## Start Records to use

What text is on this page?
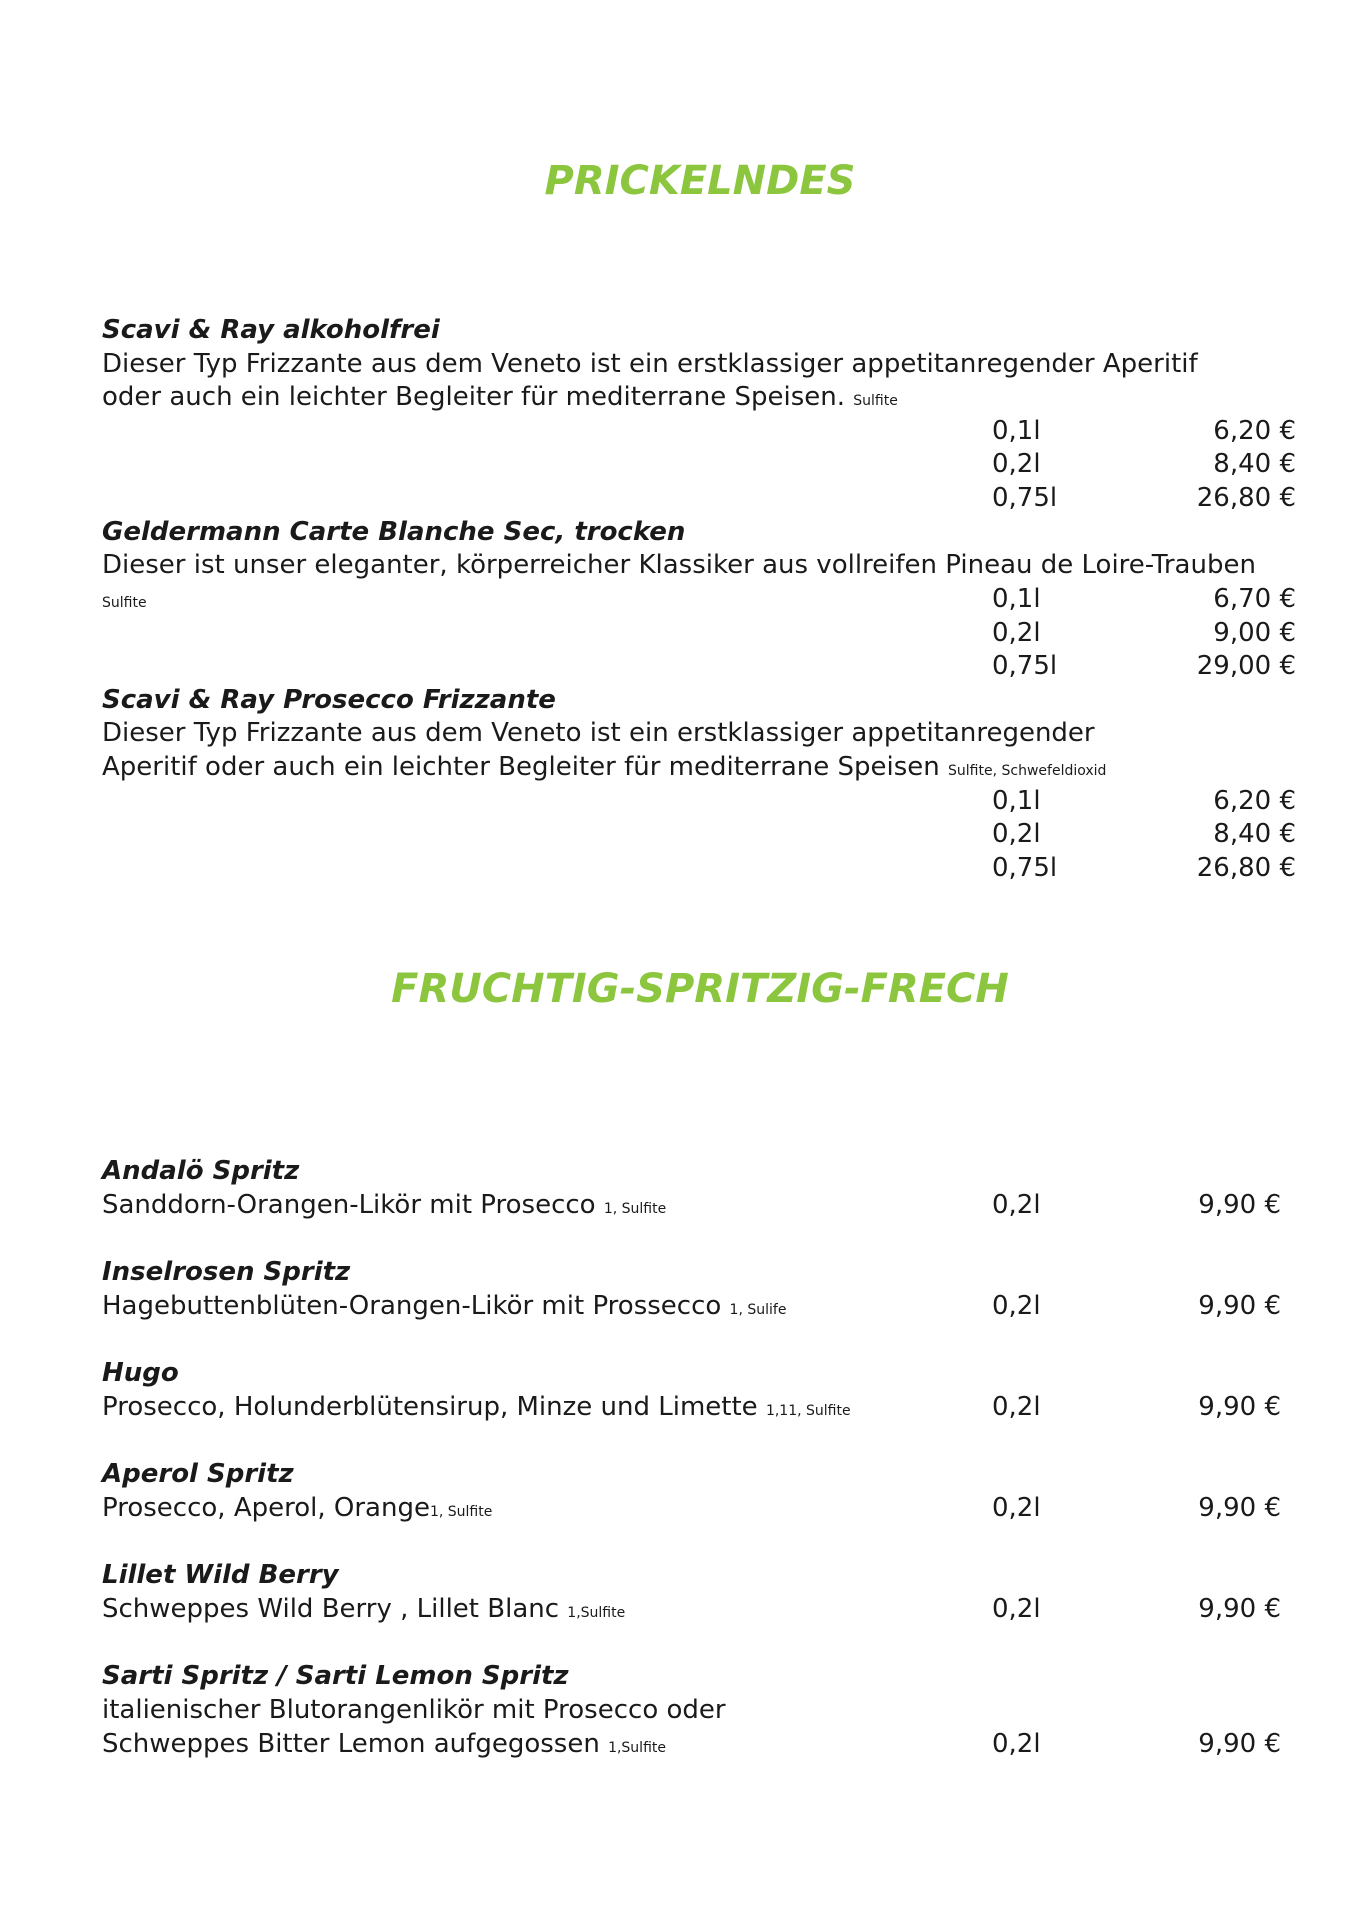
PRICKELNDES
Scavi & Ray alkoholfrei
Dieser Typ Frizzante aus dem Veneto ist ein erstklassiger appetitanregender Aperitif
oder auch ein leichter Begleiter für mediterrane Speisen. Sulfite
0,1l	6,20 €
0,2l	8,40 €
0,75l	26,80 €
Geldermann Carte Blanche Sec, trocken
Dieser ist unser eleganter, körperreicher Klassiker aus vollreifen Pineau de Loire-Trauben
Sulfite	0,1l	6,70 €
0,2l	9,00 €
0,75l	29,00 €
Scavi & Ray Prosecco Frizzante
Dieser Typ Frizzante aus dem Veneto ist ein erstklassiger appetitanregender
Aperitif oder auch ein leichter Begleiter für mediterrane Speisen Sulfite, Schwefeldioxid
0,1l	6,20 €
0,2l	8,40 €
0,75l	26,80 €
FRUCHTIG-SPRITZIG-FRECH
Andalö Spritz
Sanddorn-Orangen-Likör mit Prosecco 1, Sulfite	0,2l	9,90 €
Inselrosen Spritz
Hagebuttenblüten-Orangen-Likör mit Prossecco 1, Sulife	0,2l	9,90 €
Hugo
Prosecco, Holunderblütensirup, Minze und Limette 1,11, Sulfite	0,2l	9,90 €
Aperol Spritz
Prosecco, Aperol, Orange1, Sulfite	0,2l	9,90 €
Lillet Wild Berry
Schweppes Wild Berry , Lillet Blanc 1,Sulfite	0,2l	9,90 €
Sarti Spritz / Sarti Lemon Spritz
italienischer Blutorangenlikör mit Prosecco oder
Schweppes Bitter Lemon aufgegossen 1,Sulfite	0,2l	9,90 €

## End Records to use

• Direction:
Gather, from the listing above, every line carrying the word "Lillet".

• Result of this task:
Lillet Wild Berry
Schweppes Wild Berry , Lillet Blanc 1,Sulfite	0,2l	9,90 €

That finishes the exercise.